**Exercise task**. Your task is to write out the lines from the line containing "Enumerate this screenshot's" through the last line of the material, exactly.

**Structured figure records**.

☆ ☆ ☆ ☆ ☆

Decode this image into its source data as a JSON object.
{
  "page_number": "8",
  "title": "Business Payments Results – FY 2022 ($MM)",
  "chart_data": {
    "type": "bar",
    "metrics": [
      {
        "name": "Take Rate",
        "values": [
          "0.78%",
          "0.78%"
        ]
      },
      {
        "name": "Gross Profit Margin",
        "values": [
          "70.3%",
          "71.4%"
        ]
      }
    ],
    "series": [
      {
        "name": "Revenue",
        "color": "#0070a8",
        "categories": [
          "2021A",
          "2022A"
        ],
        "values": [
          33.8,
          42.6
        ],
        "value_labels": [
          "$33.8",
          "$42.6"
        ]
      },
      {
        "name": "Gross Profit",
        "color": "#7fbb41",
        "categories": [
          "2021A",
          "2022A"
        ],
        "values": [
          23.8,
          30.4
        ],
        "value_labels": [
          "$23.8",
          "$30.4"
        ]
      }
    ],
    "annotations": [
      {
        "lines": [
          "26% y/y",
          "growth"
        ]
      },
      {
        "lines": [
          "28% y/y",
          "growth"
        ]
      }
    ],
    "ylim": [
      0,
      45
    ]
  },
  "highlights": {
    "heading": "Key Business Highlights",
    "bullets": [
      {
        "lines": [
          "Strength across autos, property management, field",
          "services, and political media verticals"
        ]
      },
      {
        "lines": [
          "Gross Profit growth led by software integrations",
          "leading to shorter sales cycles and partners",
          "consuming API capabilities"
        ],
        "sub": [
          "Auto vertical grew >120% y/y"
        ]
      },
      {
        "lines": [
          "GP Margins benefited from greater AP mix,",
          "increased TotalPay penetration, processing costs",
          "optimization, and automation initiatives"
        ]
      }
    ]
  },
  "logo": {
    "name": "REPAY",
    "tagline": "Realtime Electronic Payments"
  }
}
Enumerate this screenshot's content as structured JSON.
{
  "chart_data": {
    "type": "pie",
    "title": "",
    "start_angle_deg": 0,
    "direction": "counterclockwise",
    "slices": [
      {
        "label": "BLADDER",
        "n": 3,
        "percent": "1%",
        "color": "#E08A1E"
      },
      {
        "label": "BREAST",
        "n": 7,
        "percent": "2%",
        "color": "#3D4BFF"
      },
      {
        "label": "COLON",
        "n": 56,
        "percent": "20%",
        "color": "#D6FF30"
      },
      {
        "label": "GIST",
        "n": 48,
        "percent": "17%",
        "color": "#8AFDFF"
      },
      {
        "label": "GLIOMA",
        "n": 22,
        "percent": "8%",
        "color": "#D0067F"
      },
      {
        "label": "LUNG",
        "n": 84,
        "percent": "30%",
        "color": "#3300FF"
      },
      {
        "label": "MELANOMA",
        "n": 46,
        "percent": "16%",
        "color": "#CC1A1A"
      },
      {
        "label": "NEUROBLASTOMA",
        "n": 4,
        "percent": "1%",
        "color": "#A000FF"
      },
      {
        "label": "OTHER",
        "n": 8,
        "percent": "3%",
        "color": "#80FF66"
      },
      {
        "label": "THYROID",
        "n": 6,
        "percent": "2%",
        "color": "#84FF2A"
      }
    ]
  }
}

☆ ☆ ☆ ☆ ☆

**Response to this task**.
Enumerate this screenshot's content as structured JSON.
{
  "chart_data": {
    "type": "pie",
    "title": "",
    "start_angle_deg": 0,
    "direction": "counterclockwise",
    "slices": [
      {
        "label": "BLADDER",
        "n": 3,
        "percent": "1%",
        "color": "#E08A1E"
      },
      {
        "label": "BREAST",
        "n": 7,
        "percent": "2%",
        "color": "#3D4BFF"
      },
      {
        "label": "COLON",
        "n": 56,
        "percent": "20%",
        "color": "#D6FF30"
      },
      {
        "label": "GIST",
        "n": 48,
        "percent": "17%",
        "color": "#8AFDFF"
      },
      {
        "label": "GLIOMA",
        "n": 22,
        "percent": "8%",
        "color": "#D0067F"
      },
      {
        "label": "LUNG",
        "n": 84,
        "percent": "30%",
        "color": "#3300FF"
      },
      {
        "label": "MELANOMA",
        "n": 46,
        "percent": "16%",
        "color": "#CC1A1A"
      },
      {
        "label": "NEUROBLASTOMA",
        "n": 4,
        "percent": "1%",
        "color": "#A000FF"
      },
      {
        "label": "OTHER",
        "n": 8,
        "percent": "3%",
        "color": "#80FF66"
      },
      {
        "label": "THYROID",
        "n": 6,
        "percent": "2%",
        "color": "#84FF2A"
      }
    ]
  }
}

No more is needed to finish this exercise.